## TASK DETAILS
Return the records exactly as they are.

## DATA LISTING
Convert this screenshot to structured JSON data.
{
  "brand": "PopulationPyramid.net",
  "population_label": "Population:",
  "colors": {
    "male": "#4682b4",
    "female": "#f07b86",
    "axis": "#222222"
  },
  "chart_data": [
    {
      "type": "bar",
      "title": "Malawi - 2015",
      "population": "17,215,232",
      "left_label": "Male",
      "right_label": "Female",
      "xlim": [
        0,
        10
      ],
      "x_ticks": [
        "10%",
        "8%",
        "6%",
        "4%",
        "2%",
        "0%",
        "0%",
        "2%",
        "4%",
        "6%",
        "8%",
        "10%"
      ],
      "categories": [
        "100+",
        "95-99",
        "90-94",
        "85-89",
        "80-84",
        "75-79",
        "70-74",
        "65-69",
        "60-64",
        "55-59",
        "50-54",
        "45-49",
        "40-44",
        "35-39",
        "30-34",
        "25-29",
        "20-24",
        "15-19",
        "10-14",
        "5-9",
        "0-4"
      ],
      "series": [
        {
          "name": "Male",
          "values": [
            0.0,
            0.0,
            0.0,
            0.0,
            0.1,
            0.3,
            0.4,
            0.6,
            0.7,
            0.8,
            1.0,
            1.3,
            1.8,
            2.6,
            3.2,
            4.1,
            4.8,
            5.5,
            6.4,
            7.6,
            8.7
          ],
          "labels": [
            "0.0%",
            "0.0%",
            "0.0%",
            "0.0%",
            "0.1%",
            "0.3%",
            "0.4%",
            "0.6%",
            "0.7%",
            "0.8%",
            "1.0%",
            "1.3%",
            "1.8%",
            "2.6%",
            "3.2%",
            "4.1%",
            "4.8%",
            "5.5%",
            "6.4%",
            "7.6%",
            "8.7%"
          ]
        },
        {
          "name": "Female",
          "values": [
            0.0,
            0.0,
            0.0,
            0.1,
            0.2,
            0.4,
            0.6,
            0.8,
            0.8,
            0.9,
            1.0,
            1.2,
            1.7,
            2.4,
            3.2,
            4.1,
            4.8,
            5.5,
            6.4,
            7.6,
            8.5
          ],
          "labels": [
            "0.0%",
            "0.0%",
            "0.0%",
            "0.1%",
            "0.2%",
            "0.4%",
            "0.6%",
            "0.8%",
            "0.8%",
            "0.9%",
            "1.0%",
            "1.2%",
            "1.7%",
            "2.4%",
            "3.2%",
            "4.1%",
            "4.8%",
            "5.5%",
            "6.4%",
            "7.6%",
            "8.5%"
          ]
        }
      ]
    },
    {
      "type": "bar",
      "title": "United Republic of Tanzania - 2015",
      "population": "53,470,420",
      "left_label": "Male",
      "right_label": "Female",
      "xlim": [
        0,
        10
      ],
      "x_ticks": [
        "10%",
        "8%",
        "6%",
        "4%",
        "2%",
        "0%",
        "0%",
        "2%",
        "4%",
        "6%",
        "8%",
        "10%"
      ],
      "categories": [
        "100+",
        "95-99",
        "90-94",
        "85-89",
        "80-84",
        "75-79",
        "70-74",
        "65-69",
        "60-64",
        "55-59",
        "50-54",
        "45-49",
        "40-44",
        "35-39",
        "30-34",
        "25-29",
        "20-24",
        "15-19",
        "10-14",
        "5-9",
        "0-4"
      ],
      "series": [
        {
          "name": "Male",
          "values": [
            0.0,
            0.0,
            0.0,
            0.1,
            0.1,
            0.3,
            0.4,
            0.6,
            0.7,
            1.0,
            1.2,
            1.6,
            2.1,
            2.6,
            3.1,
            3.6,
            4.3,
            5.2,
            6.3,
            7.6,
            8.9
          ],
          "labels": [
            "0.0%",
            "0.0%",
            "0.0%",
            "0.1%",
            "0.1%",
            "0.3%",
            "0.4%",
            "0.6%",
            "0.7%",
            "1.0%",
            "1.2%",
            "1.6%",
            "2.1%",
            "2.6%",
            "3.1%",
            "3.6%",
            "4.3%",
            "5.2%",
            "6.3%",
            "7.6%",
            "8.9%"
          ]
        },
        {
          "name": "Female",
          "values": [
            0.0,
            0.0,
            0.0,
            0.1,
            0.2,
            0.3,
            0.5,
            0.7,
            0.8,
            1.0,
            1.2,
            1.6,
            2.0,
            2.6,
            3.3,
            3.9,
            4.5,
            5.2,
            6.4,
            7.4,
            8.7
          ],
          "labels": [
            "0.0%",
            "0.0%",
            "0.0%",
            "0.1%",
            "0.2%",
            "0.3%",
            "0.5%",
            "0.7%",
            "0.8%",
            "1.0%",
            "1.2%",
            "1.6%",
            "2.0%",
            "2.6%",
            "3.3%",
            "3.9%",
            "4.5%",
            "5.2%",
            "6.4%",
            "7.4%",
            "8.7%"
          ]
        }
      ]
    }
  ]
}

## ANSWER FOR THIS EXERCISE
Convert this screenshot to structured JSON data.
{
  "brand": "PopulationPyramid.net",
  "population_label": "Population:",
  "colors": {
    "male": "#4682b4",
    "female": "#f07b86",
    "axis": "#222222"
  },
  "chart_data": [
    {
      "type": "bar",
      "title": "Malawi - 2015",
      "population": "17,215,232",
      "left_label": "Male",
      "right_label": "Female",
      "xlim": [
        0,
        10
      ],
      "x_ticks": [
        "10%",
        "8%",
        "6%",
        "4%",
        "2%",
        "0%",
        "0%",
        "2%",
        "4%",
        "6%",
        "8%",
        "10%"
      ],
      "categories": [
        "100+",
        "95-99",
        "90-94",
        "85-89",
        "80-84",
        "75-79",
        "70-74",
        "65-69",
        "60-64",
        "55-59",
        "50-54",
        "45-49",
        "40-44",
        "35-39",
        "30-34",
        "25-29",
        "20-24",
        "15-19",
        "10-14",
        "5-9",
        "0-4"
      ],
      "series": [
        {
          "name": "Male",
          "values": [
            0.0,
            0.0,
            0.0,
            0.0,
            0.1,
            0.3,
            0.4,
            0.6,
            0.7,
            0.8,
            1.0,
            1.3,
            1.8,
            2.6,
            3.2,
            4.1,
            4.8,
            5.5,
            6.4,
            7.6,
            8.7
          ],
          "labels": [
            "0.0%",
            "0.0%",
            "0.0%",
            "0.0%",
            "0.1%",
            "0.3%",
            "0.4%",
            "0.6%",
            "0.7%",
            "0.8%",
            "1.0%",
            "1.3%",
            "1.8%",
            "2.6%",
            "3.2%",
            "4.1%",
            "4.8%",
            "5.5%",
            "6.4%",
            "7.6%",
            "8.7%"
          ]
        },
        {
          "name": "Female",
          "values": [
            0.0,
            0.0,
            0.0,
            0.1,
            0.2,
            0.4,
            0.6,
            0.8,
            0.8,
            0.9,
            1.0,
            1.2,
            1.7,
            2.4,
            3.2,
            4.1,
            4.8,
            5.5,
            6.4,
            7.6,
            8.5
          ],
          "labels": [
            "0.0%",
            "0.0%",
            "0.0%",
            "0.1%",
            "0.2%",
            "0.4%",
            "0.6%",
            "0.8%",
            "0.8%",
            "0.9%",
            "1.0%",
            "1.2%",
            "1.7%",
            "2.4%",
            "3.2%",
            "4.1%",
            "4.8%",
            "5.5%",
            "6.4%",
            "7.6%",
            "8.5%"
          ]
        }
      ]
    },
    {
      "type": "bar",
      "title": "United Republic of Tanzania - 2015",
      "population": "53,470,420",
      "left_label": "Male",
      "right_label": "Female",
      "xlim": [
        0,
        10
      ],
      "x_ticks": [
        "10%",
        "8%",
        "6%",
        "4%",
        "2%",
        "0%",
        "0%",
        "2%",
        "4%",
        "6%",
        "8%",
        "10%"
      ],
      "categories": [
        "100+",
        "95-99",
        "90-94",
        "85-89",
        "80-84",
        "75-79",
        "70-74",
        "65-69",
        "60-64",
        "55-59",
        "50-54",
        "45-49",
        "40-44",
        "35-39",
        "30-34",
        "25-29",
        "20-24",
        "15-19",
        "10-14",
        "5-9",
        "0-4"
      ],
      "series": [
        {
          "name": "Male",
          "values": [
            0.0,
            0.0,
            0.0,
            0.1,
            0.1,
            0.3,
            0.4,
            0.6,
            0.7,
            1.0,
            1.2,
            1.6,
            2.1,
            2.6,
            3.1,
            3.6,
            4.3,
            5.2,
            6.3,
            7.6,
            8.9
          ],
          "labels": [
            "0.0%",
            "0.0%",
            "0.0%",
            "0.1%",
            "0.1%",
            "0.3%",
            "0.4%",
            "0.6%",
            "0.7%",
            "1.0%",
            "1.2%",
            "1.6%",
            "2.1%",
            "2.6%",
            "3.1%",
            "3.6%",
            "4.3%",
            "5.2%",
            "6.3%",
            "7.6%",
            "8.9%"
          ]
        },
        {
          "name": "Female",
          "values": [
            0.0,
            0.0,
            0.0,
            0.1,
            0.2,
            0.3,
            0.5,
            0.7,
            0.8,
            1.0,
            1.2,
            1.6,
            2.0,
            2.6,
            3.3,
            3.9,
            4.5,
            5.2,
            6.4,
            7.4,
            8.7
          ],
          "labels": [
            "0.0%",
            "0.0%",
            "0.0%",
            "0.1%",
            "0.2%",
            "0.3%",
            "0.5%",
            "0.7%",
            "0.8%",
            "1.0%",
            "1.2%",
            "1.6%",
            "2.0%",
            "2.6%",
            "3.3%",
            "3.9%",
            "4.5%",
            "5.2%",
            "6.4%",
            "7.4%",
            "8.7%"
          ]
        }
      ]
    }
  ]
}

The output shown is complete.